WHAT THE EXERCISE ASKS:
Extract the lines of the material from its first line through the line containing "kuwait-emblem-icon xyxy=(14,345,78,417)", including both ends. Reproduce them unchanged.

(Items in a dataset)
▼

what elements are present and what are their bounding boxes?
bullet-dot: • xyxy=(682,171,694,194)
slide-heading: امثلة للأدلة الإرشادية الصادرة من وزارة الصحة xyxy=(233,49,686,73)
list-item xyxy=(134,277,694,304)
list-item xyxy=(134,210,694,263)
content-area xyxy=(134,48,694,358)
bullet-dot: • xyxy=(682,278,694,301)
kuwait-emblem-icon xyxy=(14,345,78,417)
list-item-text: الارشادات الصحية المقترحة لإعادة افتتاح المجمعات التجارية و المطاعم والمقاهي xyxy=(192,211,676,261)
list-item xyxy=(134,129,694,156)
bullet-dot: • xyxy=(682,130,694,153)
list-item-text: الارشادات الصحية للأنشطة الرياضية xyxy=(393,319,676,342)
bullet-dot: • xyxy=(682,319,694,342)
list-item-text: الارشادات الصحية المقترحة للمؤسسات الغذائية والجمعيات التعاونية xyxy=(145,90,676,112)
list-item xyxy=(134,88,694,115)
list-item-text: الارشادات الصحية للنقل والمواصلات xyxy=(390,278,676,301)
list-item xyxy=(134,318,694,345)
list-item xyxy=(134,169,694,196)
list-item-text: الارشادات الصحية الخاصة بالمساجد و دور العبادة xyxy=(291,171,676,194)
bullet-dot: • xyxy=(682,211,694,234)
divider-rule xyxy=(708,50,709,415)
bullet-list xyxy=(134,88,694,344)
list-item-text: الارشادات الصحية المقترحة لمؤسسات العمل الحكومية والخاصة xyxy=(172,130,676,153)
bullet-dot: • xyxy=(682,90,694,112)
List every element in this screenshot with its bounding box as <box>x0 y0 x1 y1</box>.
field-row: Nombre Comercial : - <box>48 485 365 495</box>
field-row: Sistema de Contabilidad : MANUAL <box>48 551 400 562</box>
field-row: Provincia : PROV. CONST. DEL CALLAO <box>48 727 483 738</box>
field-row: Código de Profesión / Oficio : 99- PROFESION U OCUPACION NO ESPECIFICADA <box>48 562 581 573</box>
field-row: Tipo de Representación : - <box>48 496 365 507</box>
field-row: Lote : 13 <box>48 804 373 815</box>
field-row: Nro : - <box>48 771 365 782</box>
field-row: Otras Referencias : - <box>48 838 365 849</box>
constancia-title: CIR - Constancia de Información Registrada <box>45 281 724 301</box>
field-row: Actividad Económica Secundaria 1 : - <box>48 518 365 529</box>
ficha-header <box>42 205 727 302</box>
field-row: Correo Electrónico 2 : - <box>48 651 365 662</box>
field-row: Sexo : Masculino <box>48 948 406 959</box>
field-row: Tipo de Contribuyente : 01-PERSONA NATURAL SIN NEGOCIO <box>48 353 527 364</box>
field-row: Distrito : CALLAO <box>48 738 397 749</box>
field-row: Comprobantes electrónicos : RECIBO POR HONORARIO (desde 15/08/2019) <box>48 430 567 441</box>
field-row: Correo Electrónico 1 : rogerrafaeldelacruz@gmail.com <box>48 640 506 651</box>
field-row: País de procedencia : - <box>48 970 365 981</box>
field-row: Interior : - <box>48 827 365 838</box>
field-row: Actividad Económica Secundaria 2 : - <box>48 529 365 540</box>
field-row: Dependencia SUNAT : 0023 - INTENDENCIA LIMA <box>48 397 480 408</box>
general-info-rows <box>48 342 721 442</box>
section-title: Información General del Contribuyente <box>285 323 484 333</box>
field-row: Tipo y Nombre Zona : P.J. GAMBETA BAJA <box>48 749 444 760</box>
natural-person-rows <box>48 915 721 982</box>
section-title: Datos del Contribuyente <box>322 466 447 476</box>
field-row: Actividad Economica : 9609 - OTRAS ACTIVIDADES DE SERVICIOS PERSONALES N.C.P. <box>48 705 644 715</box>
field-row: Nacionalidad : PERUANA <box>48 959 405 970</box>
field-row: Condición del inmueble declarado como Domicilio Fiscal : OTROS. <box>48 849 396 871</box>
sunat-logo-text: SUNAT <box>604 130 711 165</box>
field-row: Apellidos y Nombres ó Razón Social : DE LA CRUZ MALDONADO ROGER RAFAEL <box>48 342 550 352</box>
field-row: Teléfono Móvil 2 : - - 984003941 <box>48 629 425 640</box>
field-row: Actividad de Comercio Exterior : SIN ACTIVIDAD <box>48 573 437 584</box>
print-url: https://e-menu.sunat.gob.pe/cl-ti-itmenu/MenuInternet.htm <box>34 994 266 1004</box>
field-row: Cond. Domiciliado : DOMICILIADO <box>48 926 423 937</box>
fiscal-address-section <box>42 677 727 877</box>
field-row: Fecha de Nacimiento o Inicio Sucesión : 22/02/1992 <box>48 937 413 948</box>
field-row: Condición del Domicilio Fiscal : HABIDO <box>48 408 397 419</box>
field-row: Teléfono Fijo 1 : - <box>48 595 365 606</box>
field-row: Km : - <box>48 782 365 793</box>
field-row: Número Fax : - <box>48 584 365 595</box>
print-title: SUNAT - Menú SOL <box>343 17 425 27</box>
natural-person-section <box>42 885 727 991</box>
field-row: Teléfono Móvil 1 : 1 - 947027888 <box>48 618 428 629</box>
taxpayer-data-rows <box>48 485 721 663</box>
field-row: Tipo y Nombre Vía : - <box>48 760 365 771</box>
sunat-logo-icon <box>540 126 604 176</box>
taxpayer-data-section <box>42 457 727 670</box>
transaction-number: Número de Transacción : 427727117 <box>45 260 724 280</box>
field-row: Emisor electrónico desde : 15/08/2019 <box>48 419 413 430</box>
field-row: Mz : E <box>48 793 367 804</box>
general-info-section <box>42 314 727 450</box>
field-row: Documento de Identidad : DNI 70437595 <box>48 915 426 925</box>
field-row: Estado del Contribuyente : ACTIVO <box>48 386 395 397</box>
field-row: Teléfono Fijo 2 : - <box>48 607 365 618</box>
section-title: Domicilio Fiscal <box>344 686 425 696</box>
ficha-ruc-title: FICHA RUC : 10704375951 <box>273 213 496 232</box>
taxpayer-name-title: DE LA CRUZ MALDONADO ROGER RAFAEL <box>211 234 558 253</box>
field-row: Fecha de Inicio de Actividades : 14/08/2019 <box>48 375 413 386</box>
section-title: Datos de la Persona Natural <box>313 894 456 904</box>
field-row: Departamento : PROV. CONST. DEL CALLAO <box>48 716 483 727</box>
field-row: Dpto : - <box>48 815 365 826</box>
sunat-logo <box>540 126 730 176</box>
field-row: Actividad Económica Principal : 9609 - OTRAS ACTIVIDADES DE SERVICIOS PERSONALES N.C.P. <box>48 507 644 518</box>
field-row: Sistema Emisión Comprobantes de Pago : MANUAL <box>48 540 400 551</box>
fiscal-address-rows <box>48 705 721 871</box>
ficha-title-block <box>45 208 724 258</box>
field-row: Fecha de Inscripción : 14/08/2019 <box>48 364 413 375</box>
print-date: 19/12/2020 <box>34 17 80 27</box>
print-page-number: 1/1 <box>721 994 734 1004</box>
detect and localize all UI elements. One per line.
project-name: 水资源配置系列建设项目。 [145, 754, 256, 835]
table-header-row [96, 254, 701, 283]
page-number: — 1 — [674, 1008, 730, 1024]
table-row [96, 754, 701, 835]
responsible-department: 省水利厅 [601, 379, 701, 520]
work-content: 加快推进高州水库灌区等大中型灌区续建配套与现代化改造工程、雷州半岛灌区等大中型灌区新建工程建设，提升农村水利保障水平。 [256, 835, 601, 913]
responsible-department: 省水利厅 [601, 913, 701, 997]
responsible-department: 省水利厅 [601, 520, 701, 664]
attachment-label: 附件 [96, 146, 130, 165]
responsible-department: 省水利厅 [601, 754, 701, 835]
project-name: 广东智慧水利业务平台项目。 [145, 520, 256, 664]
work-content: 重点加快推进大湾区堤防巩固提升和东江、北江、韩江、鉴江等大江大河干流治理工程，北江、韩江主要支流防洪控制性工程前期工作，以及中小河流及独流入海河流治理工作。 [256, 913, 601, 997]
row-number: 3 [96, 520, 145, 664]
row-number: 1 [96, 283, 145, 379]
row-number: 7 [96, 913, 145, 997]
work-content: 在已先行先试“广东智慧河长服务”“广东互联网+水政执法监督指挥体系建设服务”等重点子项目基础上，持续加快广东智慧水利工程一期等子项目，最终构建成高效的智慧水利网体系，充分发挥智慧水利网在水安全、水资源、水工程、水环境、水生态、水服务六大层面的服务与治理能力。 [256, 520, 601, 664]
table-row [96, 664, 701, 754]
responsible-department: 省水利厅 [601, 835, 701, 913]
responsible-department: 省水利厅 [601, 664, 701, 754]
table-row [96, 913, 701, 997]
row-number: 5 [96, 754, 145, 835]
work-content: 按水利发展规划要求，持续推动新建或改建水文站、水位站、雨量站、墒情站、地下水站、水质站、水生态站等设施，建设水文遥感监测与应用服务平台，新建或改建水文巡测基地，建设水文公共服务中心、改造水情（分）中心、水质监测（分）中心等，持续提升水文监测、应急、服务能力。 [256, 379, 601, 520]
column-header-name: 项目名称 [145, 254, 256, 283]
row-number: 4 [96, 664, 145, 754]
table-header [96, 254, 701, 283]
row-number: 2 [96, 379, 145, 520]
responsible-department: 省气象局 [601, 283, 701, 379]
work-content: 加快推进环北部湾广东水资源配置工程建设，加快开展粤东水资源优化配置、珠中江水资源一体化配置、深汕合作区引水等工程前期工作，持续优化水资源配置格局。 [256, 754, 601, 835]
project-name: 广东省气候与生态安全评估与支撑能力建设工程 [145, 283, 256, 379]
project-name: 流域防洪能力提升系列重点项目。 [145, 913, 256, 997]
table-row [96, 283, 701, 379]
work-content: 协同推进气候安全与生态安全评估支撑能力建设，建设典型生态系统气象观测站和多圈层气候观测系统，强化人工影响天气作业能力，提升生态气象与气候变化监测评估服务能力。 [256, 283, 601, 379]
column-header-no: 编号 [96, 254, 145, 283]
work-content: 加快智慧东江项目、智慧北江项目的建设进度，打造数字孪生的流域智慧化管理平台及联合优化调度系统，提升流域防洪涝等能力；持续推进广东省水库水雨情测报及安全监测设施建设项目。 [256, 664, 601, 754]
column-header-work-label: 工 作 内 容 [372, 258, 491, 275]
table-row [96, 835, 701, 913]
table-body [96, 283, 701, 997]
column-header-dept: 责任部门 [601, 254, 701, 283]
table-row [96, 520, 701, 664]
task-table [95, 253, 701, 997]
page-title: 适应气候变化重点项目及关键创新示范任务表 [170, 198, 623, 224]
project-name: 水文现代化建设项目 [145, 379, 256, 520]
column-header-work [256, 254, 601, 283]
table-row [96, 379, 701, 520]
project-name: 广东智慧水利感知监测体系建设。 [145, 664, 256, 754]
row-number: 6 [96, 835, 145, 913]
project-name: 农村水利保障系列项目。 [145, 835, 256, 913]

▲

FINAL RESULT:
what elements are present and what are their bounding boxes?
bullet-dot: • xyxy=(682,171,694,194)
slide-heading: امثلة للأدلة الإرشادية الصادرة من وزارة الصحة xyxy=(233,49,686,73)
list-item xyxy=(134,277,694,304)
list-item xyxy=(134,210,694,263)
content-area xyxy=(134,48,694,358)
bullet-dot: • xyxy=(682,278,694,301)
kuwait-emblem-icon xyxy=(14,345,78,417)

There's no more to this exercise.